:: Data ::

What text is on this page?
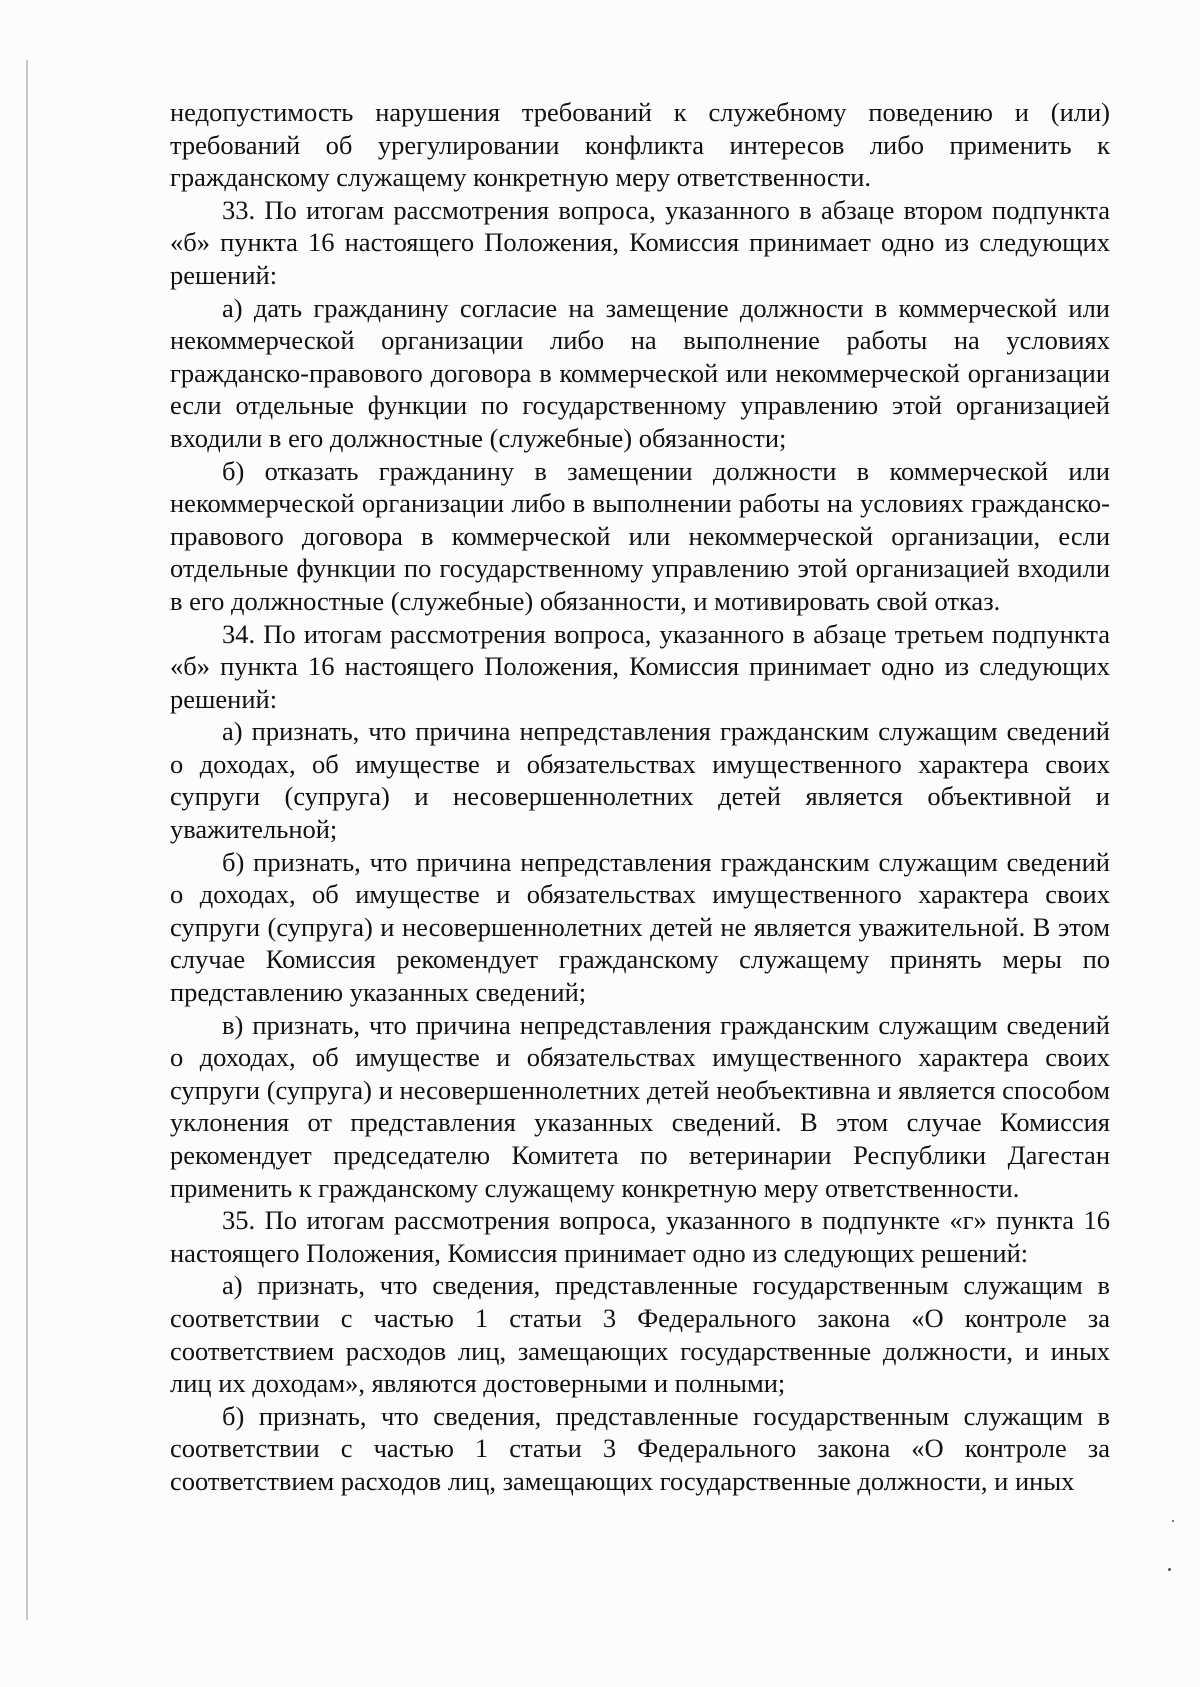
недопустимость нарушения требований к служебному поведению и (или) требований об урегулировании конфликта интересов либо применить к гражданскому служащему конкретную меру ответственности.

33. По итогам рассмотрения вопроса, указанного в абзаце втором подпункта «б» пункта 16 настоящего Положения, Комиссия принимает одно из следующих решений:

а) дать гражданину согласие на замещение должности в коммерческой или некоммерческой организации либо на выполнение работы на условиях гражданско-правового договора в коммерческой или некоммерческой организации если отдельные функции по государственному управлению этой организацией входили в его должностные (служебные) обязанности;

б) отказать гражданину в замещении должности в коммерческой или некоммерческой организации либо в выполнении работы на условиях гражданско-правового договора в коммерческой или некоммерческой организации, если отдельные функции по государственному управлению этой организацией входили в его должностные (служебные) обязанности, и мотивировать свой отказ.

34. По итогам рассмотрения вопроса, указанного в абзаце третьем подпункта «б» пункта 16 настоящего Положения, Комиссия принимает одно из следующих решений:

а) признать, что причина непредставления гражданским служащим сведений о доходах, об имуществе и обязательствах имущественного характера своих супруги (супруга) и несовершеннолетних детей является объективной и уважительной;

б) признать, что причина непредставления гражданским служащим сведений о доходах, об имуществе и обязательствах имущественного характера своих супруги (супруга) и несовершеннолетних детей не является уважительной. В этом случае Комиссия рекомендует гражданскому служащему принять меры по представлению указанных сведений;

в) признать, что причина непредставления гражданским служащим сведений о доходах, об имуществе и обязательствах имущественного характера своих супруги (супруга) и несовершеннолетних детей необъективна и является способом уклонения от представления указанных сведений. В этом случае Комиссия рекомендует председателю Комитета по ветеринарии Республики Дагестан применить к гражданскому служащему конкретную меру ответственности.

35. По итогам рассмотрения вопроса, указанного в подпункте «г» пункта 16 настоящего Положения, Комиссия принимает одно из следующих решений:

а) признать, что сведения, представленные государственным служащим в соответствии с частью 1 статьи 3 Федерального закона «О контроле за соответствием расходов лиц, замещающих государственные должности, и иных лиц их доходам», являются достоверными и полными;

б) признать, что сведения, представленные государственным служащим в соответствии с частью 1 статьи 3 Федерального закона «О контроле за соответствием расходов лиц, замещающих государственные должности, и иных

:::

Your instructions: Each entry shown above must be quoted exactly, with its pictures left out.

Response below:
What text is on this page?
недопустимость нарушения требований к служебному поведению и (или) требований об урегулировании конфликта интересов либо применить к гражданскому служащему конкретную меру ответственности.

33. По итогам рассмотрения вопроса, указанного в абзаце втором подпункта «б» пункта 16 настоящего Положения, Комиссия принимает одно из следующих решений:

а) дать гражданину согласие на замещение должности в коммерческой или некоммерческой организации либо на выполнение работы на условиях гражданско-правового договора в коммерческой или некоммерческой организации если отдельные функции по государственному управлению этой организацией входили в его должностные (служебные) обязанности;

б) отказать гражданину в замещении должности в коммерческой или некоммерческой организации либо в выполнении работы на условиях гражданско-правового договора в коммерческой или некоммерческой организации, если отдельные функции по государственному управлению этой организацией входили в его должностные (служебные) обязанности, и мотивировать свой отказ.

34. По итогам рассмотрения вопроса, указанного в абзаце третьем подпункта «б» пункта 16 настоящего Положения, Комиссия принимает одно из следующих решений:

а) признать, что причина непредставления гражданским служащим сведений о доходах, об имуществе и обязательствах имущественного характера своих супруги (супруга) и несовершеннолетних детей является объективной и уважительной;

б) признать, что причина непредставления гражданским служащим сведений о доходах, об имуществе и обязательствах имущественного характера своих супруги (супруга) и несовершеннолетних детей не является уважительной. В этом случае Комиссия рекомендует гражданскому служащему принять меры по представлению указанных сведений;

в) признать, что причина непредставления гражданским служащим сведений о доходах, об имуществе и обязательствах имущественного характера своих супруги (супруга) и несовершеннолетних детей необъективна и является способом уклонения от представления указанных сведений. В этом случае Комиссия рекомендует председателю Комитета по ветеринарии Республики Дагестан применить к гражданскому служащему конкретную меру ответственности.

35. По итогам рассмотрения вопроса, указанного в подпункте «г» пункта 16 настоящего Положения, Комиссия принимает одно из следующих решений:

а) признать, что сведения, представленные государственным служащим в соответствии с частью 1 статьи 3 Федерального закона «О контроле за соответствием расходов лиц, замещающих государственные должности, и иных лиц их доходам», являются достоверными и полными;

б) признать, что сведения, представленные государственным служащим в соответствии с частью 1 статьи 3 Федерального закона «О контроле за соответствием расходов лиц, замещающих государственные должности, и иных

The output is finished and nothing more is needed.